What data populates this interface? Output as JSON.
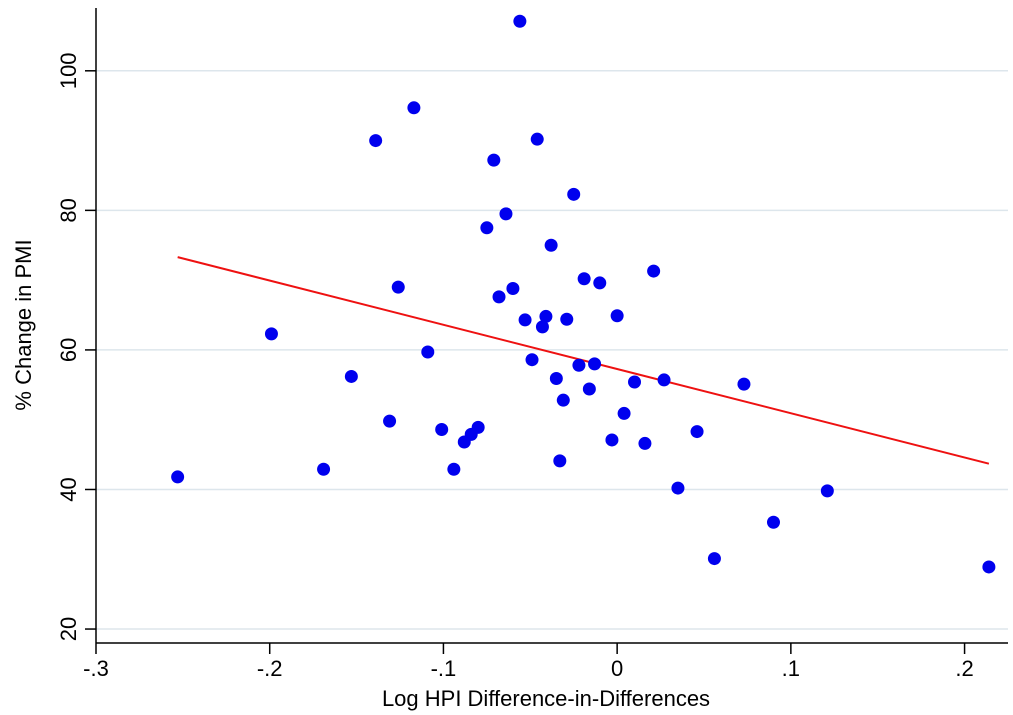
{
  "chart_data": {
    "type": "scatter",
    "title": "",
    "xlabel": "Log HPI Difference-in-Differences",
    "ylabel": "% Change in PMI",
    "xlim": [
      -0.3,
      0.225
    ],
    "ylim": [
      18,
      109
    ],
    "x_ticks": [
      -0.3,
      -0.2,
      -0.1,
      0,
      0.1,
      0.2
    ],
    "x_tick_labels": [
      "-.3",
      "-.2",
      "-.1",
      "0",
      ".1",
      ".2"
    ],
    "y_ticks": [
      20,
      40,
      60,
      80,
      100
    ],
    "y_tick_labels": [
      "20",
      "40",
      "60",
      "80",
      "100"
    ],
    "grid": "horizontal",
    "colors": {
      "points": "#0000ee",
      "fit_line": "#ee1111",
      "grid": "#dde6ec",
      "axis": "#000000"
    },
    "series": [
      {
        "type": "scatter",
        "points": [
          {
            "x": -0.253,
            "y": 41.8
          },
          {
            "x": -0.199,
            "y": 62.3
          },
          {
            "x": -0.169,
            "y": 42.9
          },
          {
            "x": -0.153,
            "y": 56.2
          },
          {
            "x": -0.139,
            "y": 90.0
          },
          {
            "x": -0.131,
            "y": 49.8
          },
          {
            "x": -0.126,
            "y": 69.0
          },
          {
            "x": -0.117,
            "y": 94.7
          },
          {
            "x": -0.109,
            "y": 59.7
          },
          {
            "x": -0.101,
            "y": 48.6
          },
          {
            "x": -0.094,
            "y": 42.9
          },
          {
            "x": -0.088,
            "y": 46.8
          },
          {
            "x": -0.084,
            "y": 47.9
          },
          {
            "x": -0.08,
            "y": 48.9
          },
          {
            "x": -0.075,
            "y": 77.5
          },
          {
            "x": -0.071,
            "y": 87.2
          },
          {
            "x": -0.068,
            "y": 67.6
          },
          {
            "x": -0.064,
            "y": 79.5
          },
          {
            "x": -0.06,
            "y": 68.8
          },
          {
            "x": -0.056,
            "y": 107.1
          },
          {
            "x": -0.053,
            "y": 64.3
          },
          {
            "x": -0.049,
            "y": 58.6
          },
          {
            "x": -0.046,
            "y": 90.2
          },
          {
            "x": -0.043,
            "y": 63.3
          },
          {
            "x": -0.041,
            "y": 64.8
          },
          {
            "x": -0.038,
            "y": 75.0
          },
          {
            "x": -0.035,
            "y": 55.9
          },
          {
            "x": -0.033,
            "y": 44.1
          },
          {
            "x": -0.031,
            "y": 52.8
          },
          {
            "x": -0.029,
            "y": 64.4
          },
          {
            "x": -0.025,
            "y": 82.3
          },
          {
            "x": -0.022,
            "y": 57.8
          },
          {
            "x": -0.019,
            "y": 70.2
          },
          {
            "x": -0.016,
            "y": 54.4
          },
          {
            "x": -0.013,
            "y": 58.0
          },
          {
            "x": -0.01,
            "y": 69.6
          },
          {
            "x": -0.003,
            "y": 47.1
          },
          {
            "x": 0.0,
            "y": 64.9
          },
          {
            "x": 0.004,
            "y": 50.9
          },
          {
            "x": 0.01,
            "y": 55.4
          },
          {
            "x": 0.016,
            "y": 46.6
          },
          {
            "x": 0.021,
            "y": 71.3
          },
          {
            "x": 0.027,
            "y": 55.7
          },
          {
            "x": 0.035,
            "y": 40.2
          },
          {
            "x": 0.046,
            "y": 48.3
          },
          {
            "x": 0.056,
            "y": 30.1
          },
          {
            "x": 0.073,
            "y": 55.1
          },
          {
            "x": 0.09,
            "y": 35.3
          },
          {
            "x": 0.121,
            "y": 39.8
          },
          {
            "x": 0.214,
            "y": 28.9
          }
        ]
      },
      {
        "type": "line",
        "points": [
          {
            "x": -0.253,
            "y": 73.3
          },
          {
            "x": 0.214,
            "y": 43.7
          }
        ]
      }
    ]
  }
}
┄┄┄┄┄┄┄┄┄┄┄┄┄┄┄┄┄┄┄┄
## WRITTEN INSTRUCTION
Take the data above and repeat it exactly, leaving each picture out.

## COMPLETE ANSWER
What data populates this interface? Output as JSON.
{
  "chart_data": {
    "type": "scatter",
    "title": "",
    "xlabel": "Log HPI Difference-in-Differences",
    "ylabel": "% Change in PMI",
    "xlim": [
      -0.3,
      0.225
    ],
    "ylim": [
      18,
      109
    ],
    "x_ticks": [
      -0.3,
      -0.2,
      -0.1,
      0,
      0.1,
      0.2
    ],
    "x_tick_labels": [
      "-.3",
      "-.2",
      "-.1",
      "0",
      ".1",
      ".2"
    ],
    "y_ticks": [
      20,
      40,
      60,
      80,
      100
    ],
    "y_tick_labels": [
      "20",
      "40",
      "60",
      "80",
      "100"
    ],
    "grid": "horizontal",
    "colors": {
      "points": "#0000ee",
      "fit_line": "#ee1111",
      "grid": "#dde6ec",
      "axis": "#000000"
    },
    "series": [
      {
        "type": "scatter",
        "points": [
          {
            "x": -0.253,
            "y": 41.8
          },
          {
            "x": -0.199,
            "y": 62.3
          },
          {
            "x": -0.169,
            "y": 42.9
          },
          {
            "x": -0.153,
            "y": 56.2
          },
          {
            "x": -0.139,
            "y": 90.0
          },
          {
            "x": -0.131,
            "y": 49.8
          },
          {
            "x": -0.126,
            "y": 69.0
          },
          {
            "x": -0.117,
            "y": 94.7
          },
          {
            "x": -0.109,
            "y": 59.7
          },
          {
            "x": -0.101,
            "y": 48.6
          },
          {
            "x": -0.094,
            "y": 42.9
          },
          {
            "x": -0.088,
            "y": 46.8
          },
          {
            "x": -0.084,
            "y": 47.9
          },
          {
            "x": -0.08,
            "y": 48.9
          },
          {
            "x": -0.075,
            "y": 77.5
          },
          {
            "x": -0.071,
            "y": 87.2
          },
          {
            "x": -0.068,
            "y": 67.6
          },
          {
            "x": -0.064,
            "y": 79.5
          },
          {
            "x": -0.06,
            "y": 68.8
          },
          {
            "x": -0.056,
            "y": 107.1
          },
          {
            "x": -0.053,
            "y": 64.3
          },
          {
            "x": -0.049,
            "y": 58.6
          },
          {
            "x": -0.046,
            "y": 90.2
          },
          {
            "x": -0.043,
            "y": 63.3
          },
          {
            "x": -0.041,
            "y": 64.8
          },
          {
            "x": -0.038,
            "y": 75.0
          },
          {
            "x": -0.035,
            "y": 55.9
          },
          {
            "x": -0.033,
            "y": 44.1
          },
          {
            "x": -0.031,
            "y": 52.8
          },
          {
            "x": -0.029,
            "y": 64.4
          },
          {
            "x": -0.025,
            "y": 82.3
          },
          {
            "x": -0.022,
            "y": 57.8
          },
          {
            "x": -0.019,
            "y": 70.2
          },
          {
            "x": -0.016,
            "y": 54.4
          },
          {
            "x": -0.013,
            "y": 58.0
          },
          {
            "x": -0.01,
            "y": 69.6
          },
          {
            "x": -0.003,
            "y": 47.1
          },
          {
            "x": 0.0,
            "y": 64.9
          },
          {
            "x": 0.004,
            "y": 50.9
          },
          {
            "x": 0.01,
            "y": 55.4
          },
          {
            "x": 0.016,
            "y": 46.6
          },
          {
            "x": 0.021,
            "y": 71.3
          },
          {
            "x": 0.027,
            "y": 55.7
          },
          {
            "x": 0.035,
            "y": 40.2
          },
          {
            "x": 0.046,
            "y": 48.3
          },
          {
            "x": 0.056,
            "y": 30.1
          },
          {
            "x": 0.073,
            "y": 55.1
          },
          {
            "x": 0.09,
            "y": 35.3
          },
          {
            "x": 0.121,
            "y": 39.8
          },
          {
            "x": 0.214,
            "y": 28.9
          }
        ]
      },
      {
        "type": "line",
        "points": [
          {
            "x": -0.253,
            "y": 73.3
          },
          {
            "x": 0.214,
            "y": 43.7
          }
        ]
      }
    ]
  }
}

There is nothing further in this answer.